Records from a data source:
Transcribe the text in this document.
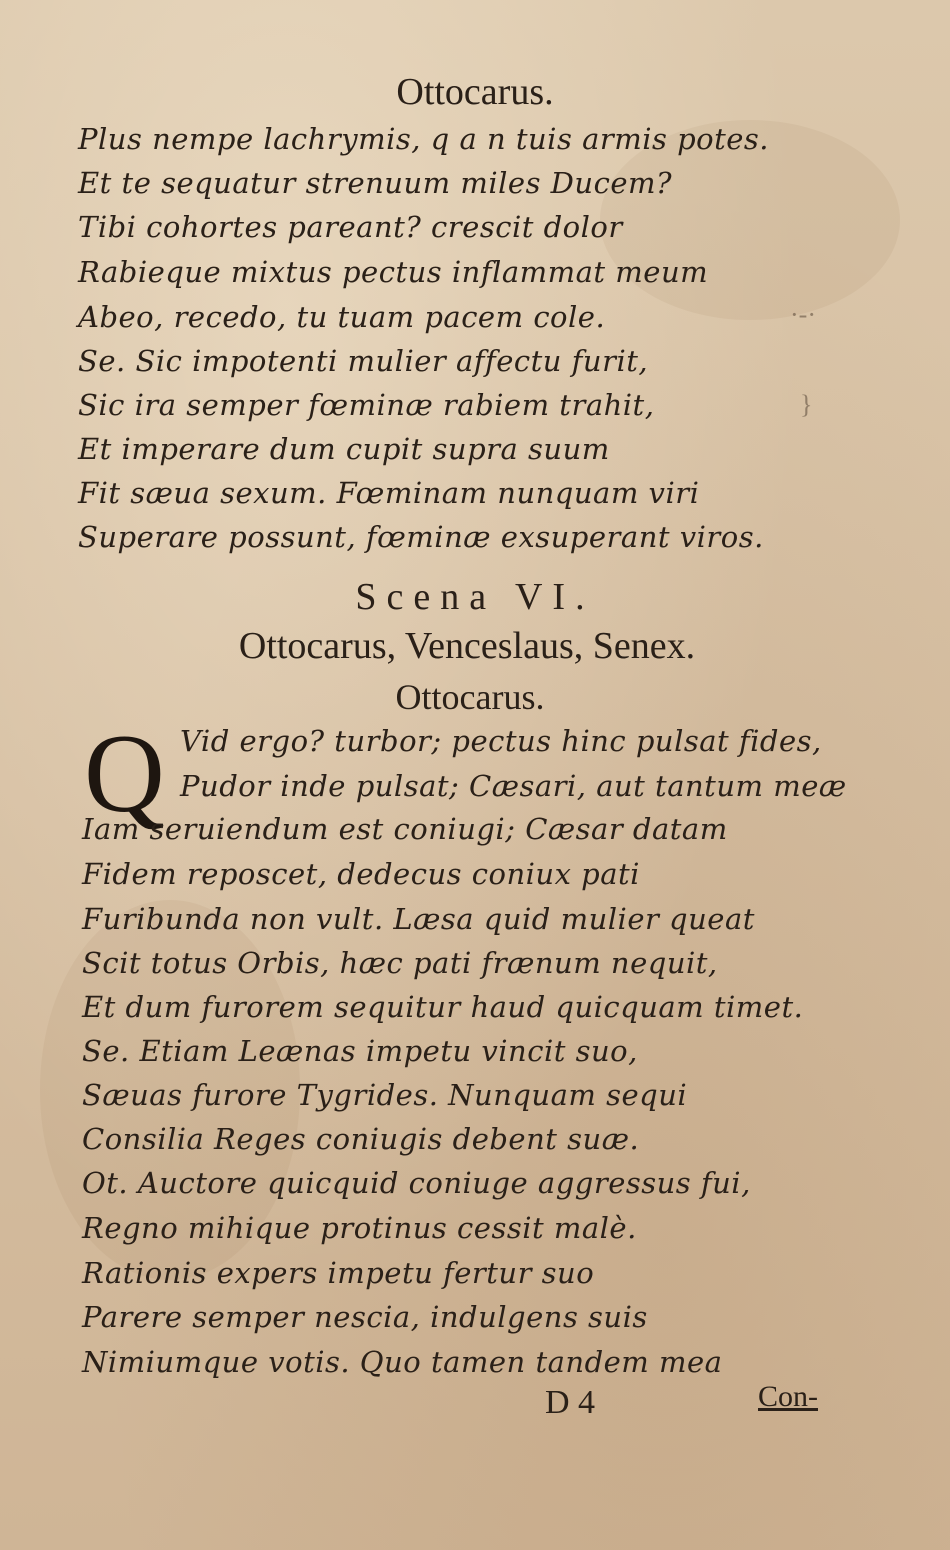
·-·
}
Ottocarus.
Plus nempe lachrymis, q a n tuis armis potes.
Et te sequatur strenuum miles Ducem?
Tibi cohortes pareant? crescit dolor
Rabieque mixtus pectus inflammat meum
Abeo, recedo, tu tuam pacem cole.
Se. Sic impotenti mulier affectu furit,
Sic ira semper fœminæ rabiem trahit,
Et imperare dum cupit supra suum
Fit sæua sexum. Fœminam nunquam viri
Superare possunt, fœminæ exsuperant viros.
Scena VI.
Ottocarus, Venceslaus, Senex.
Ottocarus.
Q Vid ergo? turbor; pectus hinc pulsat fides,
Pudor inde pulsat; Cæsari, aut tantum meæ
Iam seruiendum est coniugi; Cæsar datam
Fidem reposcet, dedecus coniux pati
Furibunda non vult. Læsa quid mulier queat
Scit totus Orbis, hæc pati frænum nequit,
Et dum furorem sequitur haud quicquam timet.
Se. Etiam Leænas impetu vincit suo,
Sæuas furore Tygrides. Nunquam sequi
Consilia Reges coniugis debent suæ.
Ot. Auctore quicquid coniuge aggressus fui,
Regno mihique protinus cessit malè.
Rationis expers impetu fertur suo
Parere semper nescia, indulgens suis
Nimiumque votis. Quo tamen tandem mea
D 4	Con-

• _Work required_
All the lines above are to be reproduced exactly, except the pictures.

• _Output for this exercise_
Transcribe the text in this document.
·-·
}
Ottocarus.
Plus nempe lachrymis, q a n tuis armis potes.
Et te sequatur strenuum miles Ducem?
Tibi cohortes pareant? crescit dolor
Rabieque mixtus pectus inflammat meum
Abeo, recedo, tu tuam pacem cole.
Se. Sic impotenti mulier affectu furit,
Sic ira semper fœminæ rabiem trahit,
Et imperare dum cupit supra suum
Fit sæua sexum. Fœminam nunquam viri
Superare possunt, fœminæ exsuperant viros.
Scena VI.
Ottocarus, Venceslaus, Senex.
Ottocarus.
Q Vid ergo? turbor; pectus hinc pulsat fides,
Pudor inde pulsat; Cæsari, aut tantum meæ
Iam seruiendum est coniugi; Cæsar datam
Fidem reposcet, dedecus coniux pati
Furibunda non vult. Læsa quid mulier queat
Scit totus Orbis, hæc pati frænum nequit,
Et dum furorem sequitur haud quicquam timet.
Se. Etiam Leænas impetu vincit suo,
Sæuas furore Tygrides. Nunquam sequi
Consilia Reges coniugis debent suæ.
Ot. Auctore quicquid coniuge aggressus fui,
Regno mihique protinus cessit malè.
Rationis expers impetu fertur suo
Parere semper nescia, indulgens suis
Nimiumque votis. Quo tamen tandem mea
D 4	Con-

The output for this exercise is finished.